Retype the records below exactly as they appear.
--- Start Data for this exercise ---
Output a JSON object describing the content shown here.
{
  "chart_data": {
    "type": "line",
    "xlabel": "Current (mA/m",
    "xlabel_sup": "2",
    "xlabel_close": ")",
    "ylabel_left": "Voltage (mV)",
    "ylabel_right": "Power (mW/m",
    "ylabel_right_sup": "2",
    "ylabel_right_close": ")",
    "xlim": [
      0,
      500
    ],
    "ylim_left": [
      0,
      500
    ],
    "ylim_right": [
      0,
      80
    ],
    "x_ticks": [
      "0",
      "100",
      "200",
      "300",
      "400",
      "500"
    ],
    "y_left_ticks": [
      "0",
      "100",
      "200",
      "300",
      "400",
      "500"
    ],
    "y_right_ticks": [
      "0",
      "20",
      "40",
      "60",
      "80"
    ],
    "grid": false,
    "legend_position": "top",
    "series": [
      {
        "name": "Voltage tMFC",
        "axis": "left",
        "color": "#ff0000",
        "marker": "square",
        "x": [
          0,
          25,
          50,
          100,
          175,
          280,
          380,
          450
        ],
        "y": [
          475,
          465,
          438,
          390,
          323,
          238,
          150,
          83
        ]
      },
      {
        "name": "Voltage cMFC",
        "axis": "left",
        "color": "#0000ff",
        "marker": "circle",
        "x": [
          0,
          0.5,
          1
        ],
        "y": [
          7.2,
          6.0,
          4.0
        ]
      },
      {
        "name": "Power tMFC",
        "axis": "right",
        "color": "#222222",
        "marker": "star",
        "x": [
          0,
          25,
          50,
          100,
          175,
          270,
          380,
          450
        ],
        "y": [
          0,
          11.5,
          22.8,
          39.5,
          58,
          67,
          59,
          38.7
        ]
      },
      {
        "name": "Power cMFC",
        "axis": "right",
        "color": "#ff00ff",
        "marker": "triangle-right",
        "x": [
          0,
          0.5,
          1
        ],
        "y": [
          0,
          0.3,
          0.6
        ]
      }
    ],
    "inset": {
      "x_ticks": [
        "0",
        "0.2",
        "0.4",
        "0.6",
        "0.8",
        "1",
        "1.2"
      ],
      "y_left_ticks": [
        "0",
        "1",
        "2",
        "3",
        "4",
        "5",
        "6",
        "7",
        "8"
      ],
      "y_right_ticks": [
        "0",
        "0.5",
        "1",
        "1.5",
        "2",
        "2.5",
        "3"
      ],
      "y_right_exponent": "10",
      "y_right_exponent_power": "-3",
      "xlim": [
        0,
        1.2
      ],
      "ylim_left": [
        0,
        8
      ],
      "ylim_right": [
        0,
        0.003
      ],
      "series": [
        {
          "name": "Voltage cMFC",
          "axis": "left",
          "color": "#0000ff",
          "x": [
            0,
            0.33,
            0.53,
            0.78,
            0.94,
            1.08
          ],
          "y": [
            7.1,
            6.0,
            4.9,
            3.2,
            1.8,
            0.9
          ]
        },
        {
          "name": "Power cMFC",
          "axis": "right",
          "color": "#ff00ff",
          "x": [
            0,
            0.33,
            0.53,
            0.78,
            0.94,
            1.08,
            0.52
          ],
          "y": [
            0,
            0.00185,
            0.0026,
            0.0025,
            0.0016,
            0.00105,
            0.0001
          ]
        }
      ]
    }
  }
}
--- End Data for this exercise ---
[Output of the task]
Output a JSON object describing the content shown here.
{
  "chart_data": {
    "type": "line",
    "xlabel": "Current (mA/m",
    "xlabel_sup": "2",
    "xlabel_close": ")",
    "ylabel_left": "Voltage (mV)",
    "ylabel_right": "Power (mW/m",
    "ylabel_right_sup": "2",
    "ylabel_right_close": ")",
    "xlim": [
      0,
      500
    ],
    "ylim_left": [
      0,
      500
    ],
    "ylim_right": [
      0,
      80
    ],
    "x_ticks": [
      "0",
      "100",
      "200",
      "300",
      "400",
      "500"
    ],
    "y_left_ticks": [
      "0",
      "100",
      "200",
      "300",
      "400",
      "500"
    ],
    "y_right_ticks": [
      "0",
      "20",
      "40",
      "60",
      "80"
    ],
    "grid": false,
    "legend_position": "top",
    "series": [
      {
        "name": "Voltage tMFC",
        "axis": "left",
        "color": "#ff0000",
        "marker": "square",
        "x": [
          0,
          25,
          50,
          100,
          175,
          280,
          380,
          450
        ],
        "y": [
          475,
          465,
          438,
          390,
          323,
          238,
          150,
          83
        ]
      },
      {
        "name": "Voltage cMFC",
        "axis": "left",
        "color": "#0000ff",
        "marker": "circle",
        "x": [
          0,
          0.5,
          1
        ],
        "y": [
          7.2,
          6.0,
          4.0
        ]
      },
      {
        "name": "Power tMFC",
        "axis": "right",
        "color": "#222222",
        "marker": "star",
        "x": [
          0,
          25,
          50,
          100,
          175,
          270,
          380,
          450
        ],
        "y": [
          0,
          11.5,
          22.8,
          39.5,
          58,
          67,
          59,
          38.7
        ]
      },
      {
        "name": "Power cMFC",
        "axis": "right",
        "color": "#ff00ff",
        "marker": "triangle-right",
        "x": [
          0,
          0.5,
          1
        ],
        "y": [
          0,
          0.3,
          0.6
        ]
      }
    ],
    "inset": {
      "x_ticks": [
        "0",
        "0.2",
        "0.4",
        "0.6",
        "0.8",
        "1",
        "1.2"
      ],
      "y_left_ticks": [
        "0",
        "1",
        "2",
        "3",
        "4",
        "5",
        "6",
        "7",
        "8"
      ],
      "y_right_ticks": [
        "0",
        "0.5",
        "1",
        "1.5",
        "2",
        "2.5",
        "3"
      ],
      "y_right_exponent": "10",
      "y_right_exponent_power": "-3",
      "xlim": [
        0,
        1.2
      ],
      "ylim_left": [
        0,
        8
      ],
      "ylim_right": [
        0,
        0.003
      ],
      "series": [
        {
          "name": "Voltage cMFC",
          "axis": "left",
          "color": "#0000ff",
          "x": [
            0,
            0.33,
            0.53,
            0.78,
            0.94,
            1.08
          ],
          "y": [
            7.1,
            6.0,
            4.9,
            3.2,
            1.8,
            0.9
          ]
        },
        {
          "name": "Power cMFC",
          "axis": "right",
          "color": "#ff00ff",
          "x": [
            0,
            0.33,
            0.53,
            0.78,
            0.94,
            1.08,
            0.52
          ],
          "y": [
            0,
            0.00185,
            0.0026,
            0.0025,
            0.0016,
            0.00105,
            0.0001
          ]
        }
      ]
    }
  }
}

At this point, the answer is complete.